# Your goal
Show every line where "وذلك" occurs.

# Listed entries
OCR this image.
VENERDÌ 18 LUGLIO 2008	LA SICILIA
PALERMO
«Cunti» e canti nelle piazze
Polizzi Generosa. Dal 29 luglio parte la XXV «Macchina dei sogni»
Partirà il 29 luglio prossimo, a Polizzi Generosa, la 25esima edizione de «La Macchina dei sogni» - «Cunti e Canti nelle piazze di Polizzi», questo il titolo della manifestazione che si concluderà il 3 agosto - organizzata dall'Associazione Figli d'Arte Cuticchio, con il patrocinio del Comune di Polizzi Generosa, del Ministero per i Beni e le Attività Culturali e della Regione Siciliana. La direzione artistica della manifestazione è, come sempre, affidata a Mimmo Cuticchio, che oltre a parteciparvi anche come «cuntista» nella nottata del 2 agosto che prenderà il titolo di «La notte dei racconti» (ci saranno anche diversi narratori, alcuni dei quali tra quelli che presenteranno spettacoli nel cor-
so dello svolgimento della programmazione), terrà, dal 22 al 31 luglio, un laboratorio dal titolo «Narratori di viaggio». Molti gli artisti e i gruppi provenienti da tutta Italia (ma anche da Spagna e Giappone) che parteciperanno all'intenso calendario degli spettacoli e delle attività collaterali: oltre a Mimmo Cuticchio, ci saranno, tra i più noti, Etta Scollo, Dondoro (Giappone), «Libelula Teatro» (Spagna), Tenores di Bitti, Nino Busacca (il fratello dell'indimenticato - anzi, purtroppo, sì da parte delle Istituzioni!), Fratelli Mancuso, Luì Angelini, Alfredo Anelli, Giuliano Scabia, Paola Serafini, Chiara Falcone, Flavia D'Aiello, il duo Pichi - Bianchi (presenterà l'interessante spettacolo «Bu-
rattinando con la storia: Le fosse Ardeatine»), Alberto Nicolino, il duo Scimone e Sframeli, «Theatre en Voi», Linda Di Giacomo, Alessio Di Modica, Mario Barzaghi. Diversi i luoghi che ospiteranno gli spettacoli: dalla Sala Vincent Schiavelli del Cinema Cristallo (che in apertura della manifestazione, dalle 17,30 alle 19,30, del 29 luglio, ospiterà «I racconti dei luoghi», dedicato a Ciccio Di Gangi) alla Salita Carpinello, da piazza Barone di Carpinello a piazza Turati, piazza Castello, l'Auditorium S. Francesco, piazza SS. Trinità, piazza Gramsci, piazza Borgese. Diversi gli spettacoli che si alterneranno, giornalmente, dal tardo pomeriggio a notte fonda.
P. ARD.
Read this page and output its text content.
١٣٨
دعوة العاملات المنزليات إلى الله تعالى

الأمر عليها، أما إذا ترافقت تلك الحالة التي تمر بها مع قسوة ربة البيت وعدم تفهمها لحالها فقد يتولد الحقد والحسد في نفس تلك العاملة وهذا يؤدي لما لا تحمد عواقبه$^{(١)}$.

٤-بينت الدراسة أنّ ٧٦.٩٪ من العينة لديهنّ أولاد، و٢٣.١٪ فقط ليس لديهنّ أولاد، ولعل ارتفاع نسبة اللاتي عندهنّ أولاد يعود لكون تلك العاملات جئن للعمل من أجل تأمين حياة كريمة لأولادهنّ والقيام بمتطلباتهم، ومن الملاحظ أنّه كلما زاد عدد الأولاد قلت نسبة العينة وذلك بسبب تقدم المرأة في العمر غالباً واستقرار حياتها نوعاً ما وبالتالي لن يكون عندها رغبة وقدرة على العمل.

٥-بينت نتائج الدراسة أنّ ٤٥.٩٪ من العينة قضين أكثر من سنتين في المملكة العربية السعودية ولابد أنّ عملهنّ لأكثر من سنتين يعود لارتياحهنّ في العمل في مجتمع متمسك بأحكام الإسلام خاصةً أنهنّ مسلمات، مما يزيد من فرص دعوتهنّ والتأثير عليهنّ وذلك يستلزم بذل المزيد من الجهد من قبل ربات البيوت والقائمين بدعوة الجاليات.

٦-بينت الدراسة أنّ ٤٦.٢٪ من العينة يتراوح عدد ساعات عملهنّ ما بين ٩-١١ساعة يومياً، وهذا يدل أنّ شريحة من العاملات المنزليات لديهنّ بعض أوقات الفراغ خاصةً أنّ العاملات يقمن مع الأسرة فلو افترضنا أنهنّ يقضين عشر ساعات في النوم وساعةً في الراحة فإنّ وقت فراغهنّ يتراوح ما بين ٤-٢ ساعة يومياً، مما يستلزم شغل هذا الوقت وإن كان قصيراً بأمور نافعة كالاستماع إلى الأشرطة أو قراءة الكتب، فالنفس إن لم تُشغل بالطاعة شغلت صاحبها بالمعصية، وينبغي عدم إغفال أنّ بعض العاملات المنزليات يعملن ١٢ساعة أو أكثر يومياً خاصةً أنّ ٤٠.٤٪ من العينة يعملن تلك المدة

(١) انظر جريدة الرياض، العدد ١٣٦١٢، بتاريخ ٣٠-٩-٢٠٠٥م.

# Reply to the exercise
٤-بينت الدراسة أنّ ٧٦.٩٪ من العينة لديهنّ أولاد، و٢٣.١٪ فقط ليس لديهنّ أولاد، ولعل ارتفاع نسبة اللاتي عندهنّ أولاد يعود لكون تلك العاملات جئن للعمل من أجل تأمين حياة كريمة لأولادهنّ والقيام بمتطلباتهم، ومن الملاحظ أنّه كلما زاد عدد الأولاد قلت نسبة العينة وذلك بسبب تقدم المرأة في العمر غالباً واستقرار حياتها نوعاً ما وبالتالي لن يكون عندها رغبة وقدرة على العمل.
٥-بينت نتائج الدراسة أنّ ٤٥.٩٪ من العينة قضين أكثر من سنتين في المملكة العربية السعودية ولابد أنّ عملهنّ لأكثر من سنتين يعود لارتياحهنّ في العمل في مجتمع متمسك بأحكام الإسلام خاصةً أنهنّ مسلمات، مما يزيد من فرص دعوتهنّ والتأثير عليهنّ وذلك يستلزم بذل المزيد من الجهد من قبل ربات البيوت والقائمين بدعوة الجاليات.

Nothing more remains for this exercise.